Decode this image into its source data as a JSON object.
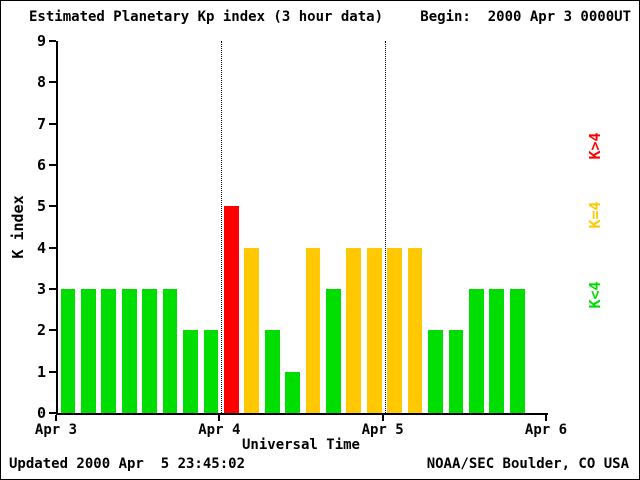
{
  "header": {
    "title": "Estimated Planetary Kp index (3 hour data)",
    "begin": "Begin:  2000 Apr 3 0000UT"
  },
  "footer": {
    "updated": "Updated 2000 Apr  5 23:45:02",
    "credit": "NOAA/SEC Boulder, CO USA"
  },
  "chart_data": {
    "type": "bar",
    "title": "Estimated Planetary Kp index (3 hour data)",
    "xlabel": "Universal Time",
    "ylabel": "K index",
    "ylim": [
      0,
      9
    ],
    "yticks": [
      0,
      1,
      2,
      3,
      4,
      5,
      6,
      7,
      8,
      9
    ],
    "xticks": [
      "Apr 3",
      "Apr 4",
      "Apr 5",
      "Apr 6"
    ],
    "days": 3,
    "slots_per_day": 8,
    "hours_per_bar": 3,
    "values": [
      3,
      3,
      3,
      3,
      3,
      3,
      2,
      2,
      5,
      4,
      2,
      1,
      4,
      3,
      4,
      4,
      4,
      4,
      2,
      2,
      3,
      3,
      3
    ],
    "bar_colors": {
      "below4": "#00DD00",
      "equal4": "#FFC800",
      "above4": "#FF0000"
    },
    "legend": [
      {
        "label": "K>4",
        "color": "#FF0000"
      },
      {
        "label": "K=4",
        "color": "#FFC800"
      },
      {
        "label": "K<4",
        "color": "#00DD00"
      }
    ],
    "gridlines": "dotted vertical lines at day boundaries Apr 4 and Apr 5",
    "legend_position": "right"
  }
}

######

*Your instructions:* Keep every word of the data as it is when you write it out, but drop the pictures.

*Result for this exercise:*
Decode this image into its source data as a JSON object.
{
  "header": {
    "title": "Estimated Planetary Kp index (3 hour data)",
    "begin": "Begin:  2000 Apr 3 0000UT"
  },
  "footer": {
    "updated": "Updated 2000 Apr  5 23:45:02",
    "credit": "NOAA/SEC Boulder, CO USA"
  },
  "chart_data": {
    "type": "bar",
    "title": "Estimated Planetary Kp index (3 hour data)",
    "xlabel": "Universal Time",
    "ylabel": "K index",
    "ylim": [
      0,
      9
    ],
    "yticks": [
      0,
      1,
      2,
      3,
      4,
      5,
      6,
      7,
      8,
      9
    ],
    "xticks": [
      "Apr 3",
      "Apr 4",
      "Apr 5",
      "Apr 6"
    ],
    "days": 3,
    "slots_per_day": 8,
    "hours_per_bar": 3,
    "values": [
      3,
      3,
      3,
      3,
      3,
      3,
      2,
      2,
      5,
      4,
      2,
      1,
      4,
      3,
      4,
      4,
      4,
      4,
      2,
      2,
      3,
      3,
      3
    ],
    "bar_colors": {
      "below4": "#00DD00",
      "equal4": "#FFC800",
      "above4": "#FF0000"
    },
    "legend": [
      {
        "label": "K>4",
        "color": "#FF0000"
      },
      {
        "label": "K=4",
        "color": "#FFC800"
      },
      {
        "label": "K<4",
        "color": "#00DD00"
      }
    ],
    "gridlines": "dotted vertical lines at day boundaries Apr 4 and Apr 5",
    "legend_position": "right"
  }
}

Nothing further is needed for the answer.